§ Set problem: Copy out each line of the material in which the word "Função" appears.

§ Data provided:
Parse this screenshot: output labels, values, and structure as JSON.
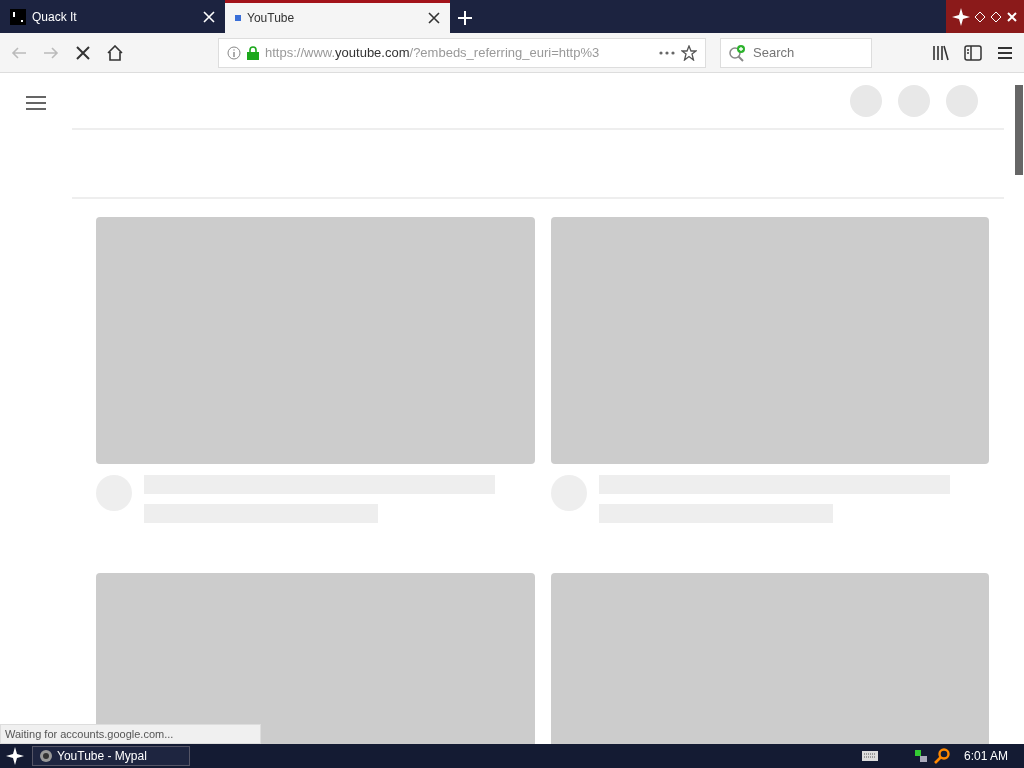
{
  "tabs": [
    {
      "title": "Quack It",
      "selected": false
    },
    {
      "title": "YouTube",
      "selected": true
    }
  ],
  "toolbar": {
    "loading": true,
    "url": {
      "scheme": "https://www.",
      "domain": "youtube.com",
      "rest": "/?embeds_referring_euri=http%3"
    },
    "search": {
      "placeholder": "Search"
    }
  },
  "status_text": "Waiting for accounts.google.com...",
  "taskbar": {
    "windows": [
      {
        "title": "YouTube - Mypal",
        "selected": false
      }
    ],
    "clock": "6:01 AM"
  }
}
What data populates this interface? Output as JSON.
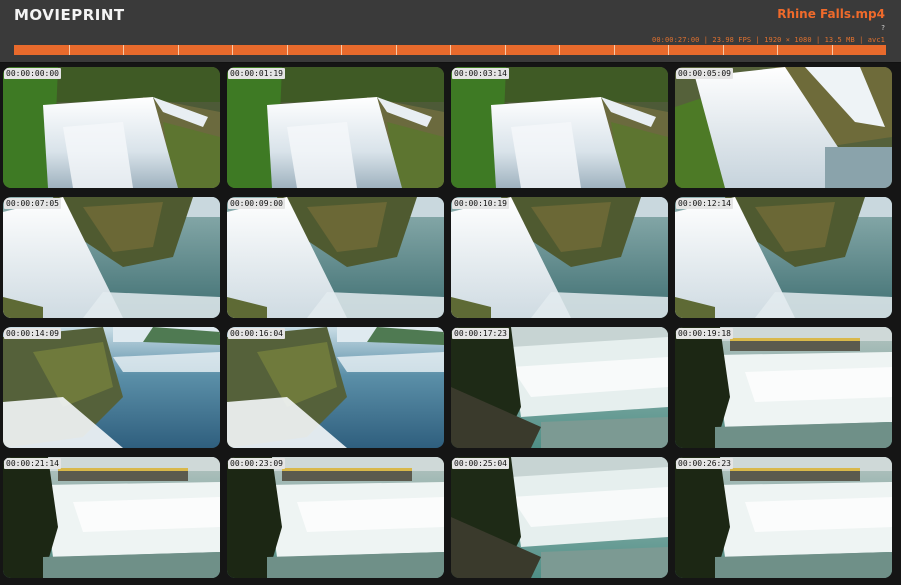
{
  "app": {
    "name": "MOVIEPRINT"
  },
  "file": {
    "title": "Rhine Falls.mp4",
    "help": "?",
    "meta": "00:00:27:00 | 23.98 FPS | 1920 × 1080 | 13.5 MB | avc1"
  },
  "colors": {
    "accent": "#e86a2c",
    "header_bg": "#3a3a3a",
    "page_bg": "#151515"
  },
  "thumbnails": [
    {
      "timecode": "00:00:00:00",
      "scene": "cascade-left"
    },
    {
      "timecode": "00:00:01:19",
      "scene": "cascade-left"
    },
    {
      "timecode": "00:00:03:14",
      "scene": "cascade-left"
    },
    {
      "timecode": "00:00:05:09",
      "scene": "cascade-right"
    },
    {
      "timecode": "00:00:07:05",
      "scene": "falls-pool"
    },
    {
      "timecode": "00:00:09:00",
      "scene": "falls-pool"
    },
    {
      "timecode": "00:00:10:19",
      "scene": "falls-pool"
    },
    {
      "timecode": "00:00:12:14",
      "scene": "falls-pool"
    },
    {
      "timecode": "00:00:14:09",
      "scene": "river-blue"
    },
    {
      "timecode": "00:00:16:04",
      "scene": "river-blue"
    },
    {
      "timecode": "00:00:17:23",
      "scene": "rapids-tree"
    },
    {
      "timecode": "00:00:19:18",
      "scene": "rapids-boat"
    },
    {
      "timecode": "00:00:21:14",
      "scene": "rapids-boat"
    },
    {
      "timecode": "00:00:23:09",
      "scene": "rapids-boat"
    },
    {
      "timecode": "00:00:25:04",
      "scene": "rapids-tree"
    },
    {
      "timecode": "00:00:26:23",
      "scene": "rapids-boat"
    }
  ]
}
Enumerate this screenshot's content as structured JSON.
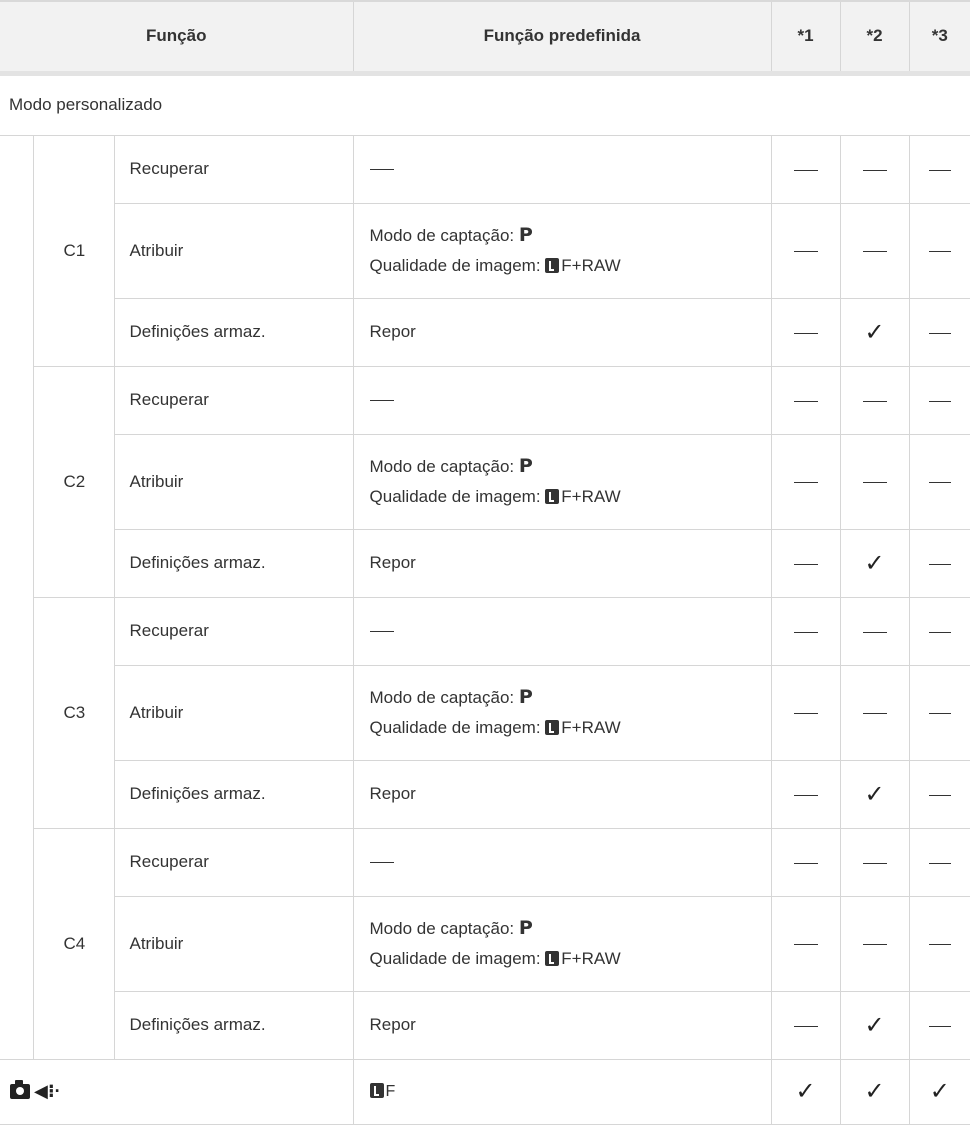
{
  "header": {
    "col_function": "Função",
    "col_default": "Função predefinida",
    "col_1": "*1",
    "col_2": "*2",
    "col_3": "*3"
  },
  "section_title": "Modo personalizado",
  "groups": [
    {
      "label": "C1",
      "rows": [
        {
          "function": "Recuperar",
          "default": "—",
          "marks": [
            "—",
            "—",
            "—"
          ]
        },
        {
          "function": "Atribuir",
          "default_line1": "Modo de captação:",
          "default_line1_bold": "P",
          "default_line2": "Qualidade de imagem:",
          "default_line2_suffix": "F+RAW",
          "marks": [
            "—",
            "—",
            "—"
          ]
        },
        {
          "function": "Definições armaz.",
          "default": "Repor",
          "marks": [
            "—",
            "✓",
            "—"
          ]
        }
      ]
    },
    {
      "label": "C2",
      "rows": [
        {
          "function": "Recuperar",
          "default": "—",
          "marks": [
            "—",
            "—",
            "—"
          ]
        },
        {
          "function": "Atribuir",
          "default_line1": "Modo de captação:",
          "default_line1_bold": "P",
          "default_line2": "Qualidade de imagem:",
          "default_line2_suffix": "F+RAW",
          "marks": [
            "—",
            "—",
            "—"
          ]
        },
        {
          "function": "Definições armaz.",
          "default": "Repor",
          "marks": [
            "—",
            "✓",
            "—"
          ]
        }
      ]
    },
    {
      "label": "C3",
      "rows": [
        {
          "function": "Recuperar",
          "default": "—",
          "marks": [
            "—",
            "—",
            "—"
          ]
        },
        {
          "function": "Atribuir",
          "default_line1": "Modo de captação:",
          "default_line1_bold": "P",
          "default_line2": "Qualidade de imagem:",
          "default_line2_suffix": "F+RAW",
          "marks": [
            "—",
            "—",
            "—"
          ]
        },
        {
          "function": "Definições armaz.",
          "default": "Repor",
          "marks": [
            "—",
            "✓",
            "—"
          ]
        }
      ]
    },
    {
      "label": "C4",
      "rows": [
        {
          "function": "Recuperar",
          "default": "—",
          "marks": [
            "—",
            "—",
            "—"
          ]
        },
        {
          "function": "Atribuir",
          "default_line1": "Modo de captação:",
          "default_line1_bold": "P",
          "default_line2": "Qualidade de imagem:",
          "default_line2_suffix": "F+RAW",
          "marks": [
            "—",
            "—",
            "—"
          ]
        },
        {
          "function": "Definições armaz.",
          "default": "Repor",
          "marks": [
            "—",
            "✓",
            "—"
          ]
        }
      ]
    }
  ],
  "final_row": {
    "icons": [
      "camera-icon",
      "drive-mode-icon"
    ],
    "default_suffix": "F",
    "marks": [
      "✓",
      "✓",
      "✓"
    ]
  }
}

§ Solution to the problem:
    "col_function": "Função",
    "col_default": "Função predefinida",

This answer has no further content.